■ Problem statement ■
Locate each line below that includes "JSON" and reproduce it.
## START
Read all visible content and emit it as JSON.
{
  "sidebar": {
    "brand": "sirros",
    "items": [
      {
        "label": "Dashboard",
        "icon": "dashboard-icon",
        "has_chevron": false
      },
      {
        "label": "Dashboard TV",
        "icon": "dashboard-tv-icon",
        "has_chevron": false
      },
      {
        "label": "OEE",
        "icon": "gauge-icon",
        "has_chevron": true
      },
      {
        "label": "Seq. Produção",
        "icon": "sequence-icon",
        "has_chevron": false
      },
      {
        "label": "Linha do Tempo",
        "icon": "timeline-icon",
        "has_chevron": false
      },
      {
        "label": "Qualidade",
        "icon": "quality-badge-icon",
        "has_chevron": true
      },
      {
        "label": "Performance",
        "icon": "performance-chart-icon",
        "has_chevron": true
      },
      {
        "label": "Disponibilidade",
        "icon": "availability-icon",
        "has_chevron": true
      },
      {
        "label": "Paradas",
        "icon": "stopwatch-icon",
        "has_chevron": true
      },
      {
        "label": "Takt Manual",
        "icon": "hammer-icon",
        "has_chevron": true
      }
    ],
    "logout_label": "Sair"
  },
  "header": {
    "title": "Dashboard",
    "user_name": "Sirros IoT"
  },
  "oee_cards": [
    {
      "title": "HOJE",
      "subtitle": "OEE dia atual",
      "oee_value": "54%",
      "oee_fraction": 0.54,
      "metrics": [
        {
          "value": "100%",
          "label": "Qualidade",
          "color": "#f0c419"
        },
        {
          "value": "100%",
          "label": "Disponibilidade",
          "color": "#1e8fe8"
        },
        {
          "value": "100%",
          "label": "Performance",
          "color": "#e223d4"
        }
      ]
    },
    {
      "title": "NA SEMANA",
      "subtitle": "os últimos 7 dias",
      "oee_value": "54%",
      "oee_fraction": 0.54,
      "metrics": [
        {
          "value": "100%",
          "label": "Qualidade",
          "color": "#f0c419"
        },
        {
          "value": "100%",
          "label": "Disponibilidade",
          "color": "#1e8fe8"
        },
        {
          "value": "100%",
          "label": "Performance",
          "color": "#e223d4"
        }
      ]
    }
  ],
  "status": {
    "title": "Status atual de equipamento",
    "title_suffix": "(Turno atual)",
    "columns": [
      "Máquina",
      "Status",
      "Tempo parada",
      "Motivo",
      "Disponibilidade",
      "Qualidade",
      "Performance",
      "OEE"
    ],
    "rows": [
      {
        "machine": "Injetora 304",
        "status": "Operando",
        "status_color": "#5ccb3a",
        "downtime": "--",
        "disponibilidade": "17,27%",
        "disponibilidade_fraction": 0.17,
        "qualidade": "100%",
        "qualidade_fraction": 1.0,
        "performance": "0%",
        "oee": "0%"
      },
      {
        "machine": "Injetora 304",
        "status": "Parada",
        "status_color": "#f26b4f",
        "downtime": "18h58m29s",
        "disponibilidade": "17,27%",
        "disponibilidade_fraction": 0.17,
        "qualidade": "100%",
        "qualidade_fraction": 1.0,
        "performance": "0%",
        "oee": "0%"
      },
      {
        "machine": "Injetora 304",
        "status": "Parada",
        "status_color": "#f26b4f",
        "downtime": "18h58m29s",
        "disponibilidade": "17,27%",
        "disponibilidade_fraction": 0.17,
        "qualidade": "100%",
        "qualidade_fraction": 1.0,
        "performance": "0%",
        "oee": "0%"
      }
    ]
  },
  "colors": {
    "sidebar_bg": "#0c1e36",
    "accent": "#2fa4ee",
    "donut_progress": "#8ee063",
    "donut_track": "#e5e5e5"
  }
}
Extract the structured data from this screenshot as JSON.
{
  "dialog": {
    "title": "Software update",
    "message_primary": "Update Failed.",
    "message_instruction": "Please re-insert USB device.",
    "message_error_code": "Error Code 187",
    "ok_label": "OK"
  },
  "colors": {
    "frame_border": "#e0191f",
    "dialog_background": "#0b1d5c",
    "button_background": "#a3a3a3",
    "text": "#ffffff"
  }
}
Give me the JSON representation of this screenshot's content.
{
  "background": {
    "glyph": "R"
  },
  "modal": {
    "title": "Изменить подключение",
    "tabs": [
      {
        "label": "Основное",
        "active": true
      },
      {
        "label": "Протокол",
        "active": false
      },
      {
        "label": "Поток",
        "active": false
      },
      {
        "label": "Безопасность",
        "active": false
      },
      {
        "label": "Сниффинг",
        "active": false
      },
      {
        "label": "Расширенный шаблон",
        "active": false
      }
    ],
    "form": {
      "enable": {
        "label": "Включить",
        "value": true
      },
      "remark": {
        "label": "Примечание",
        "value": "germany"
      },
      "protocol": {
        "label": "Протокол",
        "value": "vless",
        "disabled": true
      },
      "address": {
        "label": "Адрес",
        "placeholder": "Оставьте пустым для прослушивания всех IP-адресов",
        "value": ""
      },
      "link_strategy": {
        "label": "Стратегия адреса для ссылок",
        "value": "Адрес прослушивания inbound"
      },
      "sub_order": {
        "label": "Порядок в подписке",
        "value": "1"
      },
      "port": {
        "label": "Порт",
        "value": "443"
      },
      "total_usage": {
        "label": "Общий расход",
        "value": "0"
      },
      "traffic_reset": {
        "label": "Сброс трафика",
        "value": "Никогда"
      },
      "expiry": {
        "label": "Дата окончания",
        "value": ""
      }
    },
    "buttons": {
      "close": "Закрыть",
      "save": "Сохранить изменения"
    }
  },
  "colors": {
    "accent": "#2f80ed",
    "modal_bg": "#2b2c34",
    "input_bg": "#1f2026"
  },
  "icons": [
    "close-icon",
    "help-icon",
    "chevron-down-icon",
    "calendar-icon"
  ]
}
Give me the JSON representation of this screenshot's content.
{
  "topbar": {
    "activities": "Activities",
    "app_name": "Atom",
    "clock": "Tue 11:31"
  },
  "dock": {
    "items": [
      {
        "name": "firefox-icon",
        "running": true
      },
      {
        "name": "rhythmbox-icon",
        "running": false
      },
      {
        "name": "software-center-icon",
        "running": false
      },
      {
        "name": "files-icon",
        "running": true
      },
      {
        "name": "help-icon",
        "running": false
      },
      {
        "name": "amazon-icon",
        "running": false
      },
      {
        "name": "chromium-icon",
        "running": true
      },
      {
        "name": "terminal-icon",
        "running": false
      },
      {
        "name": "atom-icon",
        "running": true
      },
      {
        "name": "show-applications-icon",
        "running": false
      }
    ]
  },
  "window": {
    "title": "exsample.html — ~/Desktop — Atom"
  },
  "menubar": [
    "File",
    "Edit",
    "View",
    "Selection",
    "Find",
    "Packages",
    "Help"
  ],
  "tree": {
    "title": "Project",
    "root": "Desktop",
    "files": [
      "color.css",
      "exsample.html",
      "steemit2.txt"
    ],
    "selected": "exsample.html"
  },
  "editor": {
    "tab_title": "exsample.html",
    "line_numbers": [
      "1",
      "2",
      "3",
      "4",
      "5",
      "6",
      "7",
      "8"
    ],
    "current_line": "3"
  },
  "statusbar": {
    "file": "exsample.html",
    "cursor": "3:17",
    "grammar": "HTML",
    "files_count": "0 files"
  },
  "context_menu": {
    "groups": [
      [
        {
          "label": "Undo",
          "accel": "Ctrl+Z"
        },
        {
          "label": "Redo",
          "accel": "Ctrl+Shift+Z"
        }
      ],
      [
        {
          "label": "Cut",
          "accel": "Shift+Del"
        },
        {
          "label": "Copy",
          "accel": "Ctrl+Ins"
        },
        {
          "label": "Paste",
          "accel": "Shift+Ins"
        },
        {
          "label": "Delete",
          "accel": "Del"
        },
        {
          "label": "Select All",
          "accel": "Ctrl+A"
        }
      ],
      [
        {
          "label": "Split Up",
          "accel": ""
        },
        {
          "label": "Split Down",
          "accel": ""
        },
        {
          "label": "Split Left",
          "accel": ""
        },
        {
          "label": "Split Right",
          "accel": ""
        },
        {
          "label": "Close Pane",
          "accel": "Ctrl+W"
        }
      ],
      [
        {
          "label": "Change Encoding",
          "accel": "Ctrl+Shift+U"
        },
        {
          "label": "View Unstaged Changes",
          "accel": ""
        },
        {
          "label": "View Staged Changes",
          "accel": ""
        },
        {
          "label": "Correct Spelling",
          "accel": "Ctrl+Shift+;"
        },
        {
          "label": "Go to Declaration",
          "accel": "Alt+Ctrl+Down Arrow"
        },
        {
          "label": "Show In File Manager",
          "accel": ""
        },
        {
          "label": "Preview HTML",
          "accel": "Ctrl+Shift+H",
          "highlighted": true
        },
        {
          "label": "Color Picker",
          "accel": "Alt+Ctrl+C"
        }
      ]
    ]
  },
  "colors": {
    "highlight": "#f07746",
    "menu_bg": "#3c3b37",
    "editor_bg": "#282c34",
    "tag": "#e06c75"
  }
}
## END
■ Task answer ■
Read all visible content and emit it as JSON.
Extract the structured data from this screenshot as JSON.
Give me the JSON representation of this screenshot's content.
Give me the JSON representation of this screenshot's content.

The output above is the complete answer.